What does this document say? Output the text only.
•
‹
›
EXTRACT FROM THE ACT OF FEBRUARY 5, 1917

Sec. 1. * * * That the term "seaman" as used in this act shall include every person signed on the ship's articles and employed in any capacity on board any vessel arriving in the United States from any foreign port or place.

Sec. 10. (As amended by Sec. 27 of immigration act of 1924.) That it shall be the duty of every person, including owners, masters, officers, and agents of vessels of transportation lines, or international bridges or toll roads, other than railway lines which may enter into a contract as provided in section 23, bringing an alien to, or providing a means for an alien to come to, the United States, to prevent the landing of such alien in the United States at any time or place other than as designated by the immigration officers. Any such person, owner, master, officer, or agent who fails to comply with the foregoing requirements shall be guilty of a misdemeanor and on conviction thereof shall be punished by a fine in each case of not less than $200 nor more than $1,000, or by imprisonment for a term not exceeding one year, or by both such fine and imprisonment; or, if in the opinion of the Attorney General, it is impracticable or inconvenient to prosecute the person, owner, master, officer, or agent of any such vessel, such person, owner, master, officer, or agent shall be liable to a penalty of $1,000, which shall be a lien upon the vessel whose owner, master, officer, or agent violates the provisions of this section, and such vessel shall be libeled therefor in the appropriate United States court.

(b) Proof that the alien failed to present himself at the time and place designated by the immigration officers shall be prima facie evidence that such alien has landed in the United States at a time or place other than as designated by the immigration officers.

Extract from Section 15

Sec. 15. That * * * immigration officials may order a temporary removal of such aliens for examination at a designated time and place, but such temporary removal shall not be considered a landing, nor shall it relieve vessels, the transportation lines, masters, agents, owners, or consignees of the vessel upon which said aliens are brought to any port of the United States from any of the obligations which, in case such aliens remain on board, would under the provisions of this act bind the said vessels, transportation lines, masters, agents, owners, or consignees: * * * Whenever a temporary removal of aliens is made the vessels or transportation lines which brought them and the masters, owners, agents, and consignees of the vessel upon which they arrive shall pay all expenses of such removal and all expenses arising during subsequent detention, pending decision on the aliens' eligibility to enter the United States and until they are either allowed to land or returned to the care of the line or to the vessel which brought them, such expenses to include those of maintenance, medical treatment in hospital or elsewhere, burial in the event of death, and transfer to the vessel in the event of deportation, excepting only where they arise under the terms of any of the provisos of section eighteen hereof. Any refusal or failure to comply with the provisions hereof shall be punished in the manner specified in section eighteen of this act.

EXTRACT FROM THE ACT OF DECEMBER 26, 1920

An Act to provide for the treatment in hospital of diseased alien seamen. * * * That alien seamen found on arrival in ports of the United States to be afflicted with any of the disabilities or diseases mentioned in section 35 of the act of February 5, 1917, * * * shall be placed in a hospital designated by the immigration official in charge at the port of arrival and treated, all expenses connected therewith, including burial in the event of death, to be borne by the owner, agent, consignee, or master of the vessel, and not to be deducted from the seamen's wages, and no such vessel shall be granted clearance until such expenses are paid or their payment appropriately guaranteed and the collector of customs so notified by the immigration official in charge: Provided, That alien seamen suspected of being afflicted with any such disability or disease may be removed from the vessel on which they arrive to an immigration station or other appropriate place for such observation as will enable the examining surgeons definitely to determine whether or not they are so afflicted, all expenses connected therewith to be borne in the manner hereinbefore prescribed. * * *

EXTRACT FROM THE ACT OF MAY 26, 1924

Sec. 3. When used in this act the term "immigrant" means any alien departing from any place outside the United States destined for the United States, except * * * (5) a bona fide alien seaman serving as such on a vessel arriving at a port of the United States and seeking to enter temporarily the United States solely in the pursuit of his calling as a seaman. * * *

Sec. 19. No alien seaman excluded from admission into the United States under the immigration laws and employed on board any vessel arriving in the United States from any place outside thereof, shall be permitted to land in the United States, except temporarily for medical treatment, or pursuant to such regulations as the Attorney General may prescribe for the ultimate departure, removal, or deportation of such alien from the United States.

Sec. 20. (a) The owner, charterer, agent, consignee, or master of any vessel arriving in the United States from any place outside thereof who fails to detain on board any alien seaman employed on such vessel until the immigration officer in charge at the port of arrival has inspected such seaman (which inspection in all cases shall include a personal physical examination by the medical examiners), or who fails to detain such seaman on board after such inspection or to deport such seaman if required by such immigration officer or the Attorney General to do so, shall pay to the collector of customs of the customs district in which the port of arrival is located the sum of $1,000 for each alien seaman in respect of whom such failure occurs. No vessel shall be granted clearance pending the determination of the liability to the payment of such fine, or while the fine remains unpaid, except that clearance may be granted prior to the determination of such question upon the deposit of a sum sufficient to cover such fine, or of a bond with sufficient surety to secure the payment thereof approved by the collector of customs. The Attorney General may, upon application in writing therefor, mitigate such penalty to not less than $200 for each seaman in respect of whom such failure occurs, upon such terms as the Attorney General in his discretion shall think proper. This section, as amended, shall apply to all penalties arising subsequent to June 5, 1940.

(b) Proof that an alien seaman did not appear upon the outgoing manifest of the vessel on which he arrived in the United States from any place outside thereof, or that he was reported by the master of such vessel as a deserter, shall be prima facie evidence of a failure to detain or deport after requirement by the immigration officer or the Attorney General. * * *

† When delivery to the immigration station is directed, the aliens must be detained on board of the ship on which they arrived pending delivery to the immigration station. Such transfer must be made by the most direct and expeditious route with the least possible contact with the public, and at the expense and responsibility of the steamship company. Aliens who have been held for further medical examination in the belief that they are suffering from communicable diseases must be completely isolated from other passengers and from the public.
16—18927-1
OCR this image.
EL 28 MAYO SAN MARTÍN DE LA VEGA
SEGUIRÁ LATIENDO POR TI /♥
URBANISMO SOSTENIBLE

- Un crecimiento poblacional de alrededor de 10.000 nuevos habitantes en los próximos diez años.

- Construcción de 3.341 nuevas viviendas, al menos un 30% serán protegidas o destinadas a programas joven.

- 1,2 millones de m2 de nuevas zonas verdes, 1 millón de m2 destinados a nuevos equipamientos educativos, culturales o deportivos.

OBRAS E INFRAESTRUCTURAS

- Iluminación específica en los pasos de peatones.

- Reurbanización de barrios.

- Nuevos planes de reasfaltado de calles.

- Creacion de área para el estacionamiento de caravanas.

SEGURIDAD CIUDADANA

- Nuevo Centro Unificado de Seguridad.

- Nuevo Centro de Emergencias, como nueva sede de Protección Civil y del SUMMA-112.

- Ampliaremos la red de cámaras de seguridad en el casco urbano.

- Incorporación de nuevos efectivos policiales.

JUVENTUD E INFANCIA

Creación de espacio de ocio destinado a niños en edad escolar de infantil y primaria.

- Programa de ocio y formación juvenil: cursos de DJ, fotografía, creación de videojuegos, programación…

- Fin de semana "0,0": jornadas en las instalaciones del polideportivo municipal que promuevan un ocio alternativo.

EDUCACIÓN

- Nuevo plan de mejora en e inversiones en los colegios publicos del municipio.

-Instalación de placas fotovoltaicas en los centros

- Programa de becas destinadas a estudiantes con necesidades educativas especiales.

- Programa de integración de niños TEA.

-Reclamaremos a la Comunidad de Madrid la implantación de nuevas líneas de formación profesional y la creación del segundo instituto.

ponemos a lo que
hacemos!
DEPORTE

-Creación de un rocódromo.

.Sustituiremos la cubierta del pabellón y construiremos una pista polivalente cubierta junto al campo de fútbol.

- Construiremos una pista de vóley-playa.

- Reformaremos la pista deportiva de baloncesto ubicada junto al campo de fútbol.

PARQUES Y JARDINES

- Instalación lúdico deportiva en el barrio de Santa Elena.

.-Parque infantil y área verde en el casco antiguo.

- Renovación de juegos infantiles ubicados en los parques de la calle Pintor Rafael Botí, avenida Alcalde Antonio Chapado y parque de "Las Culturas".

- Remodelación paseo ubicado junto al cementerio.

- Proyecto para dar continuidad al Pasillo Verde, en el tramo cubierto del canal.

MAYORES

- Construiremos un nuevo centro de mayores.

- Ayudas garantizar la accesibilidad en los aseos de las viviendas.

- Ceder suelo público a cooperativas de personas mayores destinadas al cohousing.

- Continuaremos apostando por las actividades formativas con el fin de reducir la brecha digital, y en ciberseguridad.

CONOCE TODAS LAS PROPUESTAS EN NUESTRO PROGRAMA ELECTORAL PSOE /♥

- **THE EXERCISE**
Search the data above for the string "ship" and return every line that has it.

- **SOLUTION TO THIS TASK**
Sec. 1. * * * That the term "seaman" as used in this act shall include every person signed on the ship's articles and employed in any capacity on board any vessel arriving in the United States from any foreign port or place.
† When delivery to the immigration station is directed, the aliens must be detained on board of the ship on which they arrived pending delivery to the immigration station. Such transfer must be made by the most direct and expeditious route with the least possible contact with the public, and at the expense and responsibility of the steamship company. Aliens who have been held for further medical examination in the belief that they are suffering from communicable diseases must be completely isolated from other passengers and from the public.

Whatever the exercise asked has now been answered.